■ **What to produce**: Reproduce the part of the forum thread on applying thermal paste from "## moltenskull (Oct" to "bssunilreddy (Oct 19, 2013)", word for word.

■ **Document text**:
····················

You don't need to spread the thermal paste. Just put a blob in the centre of the chip and the cooler pressure spreads it evenly. 
Also avoid using nail polish remover for cleaning thermal paste. 
Best to use iso propyl alcohol or ethyl alcohol.


----------



## moltenskull (Oct 19, 2013)

Ok ,but doesn't putting a blob cause thermal paste to ''leak'' from the sides?And non-acetone nail polish remover also contains isopropyl alcohol (Wikipedia) ,so shouldn't it work?Just asking...


----------



## bssunilreddy (Oct 19, 2013)

····················

■ **Available data**:
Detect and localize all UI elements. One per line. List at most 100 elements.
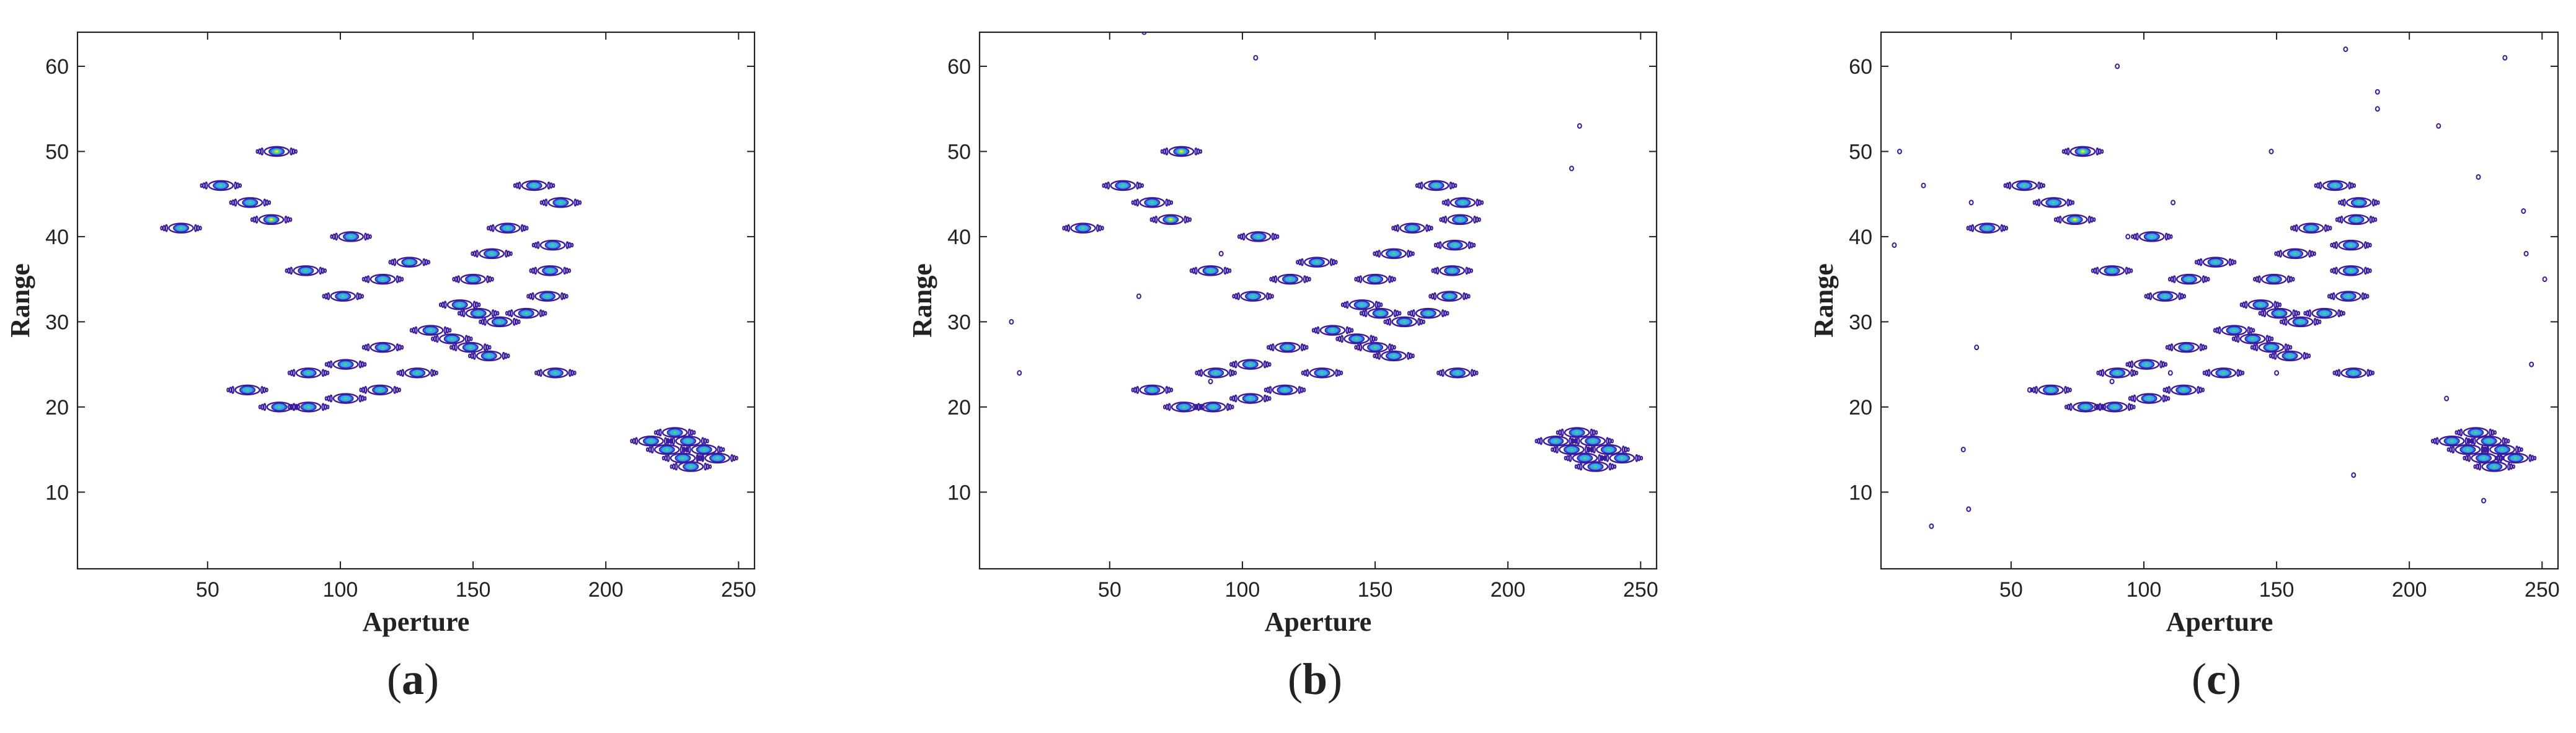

····················

■ **Solution to this task**:
## moltenskull (Oct 19, 2013)

Ok ,but doesn't putting a blob cause thermal paste to ''leak'' from the sides?And non-acetone nail polish remover also contains isopropyl alcohol (Wikipedia) ,so shouldn't it work?Just asking...


----------



## bssunilreddy (Oct 19, 2013)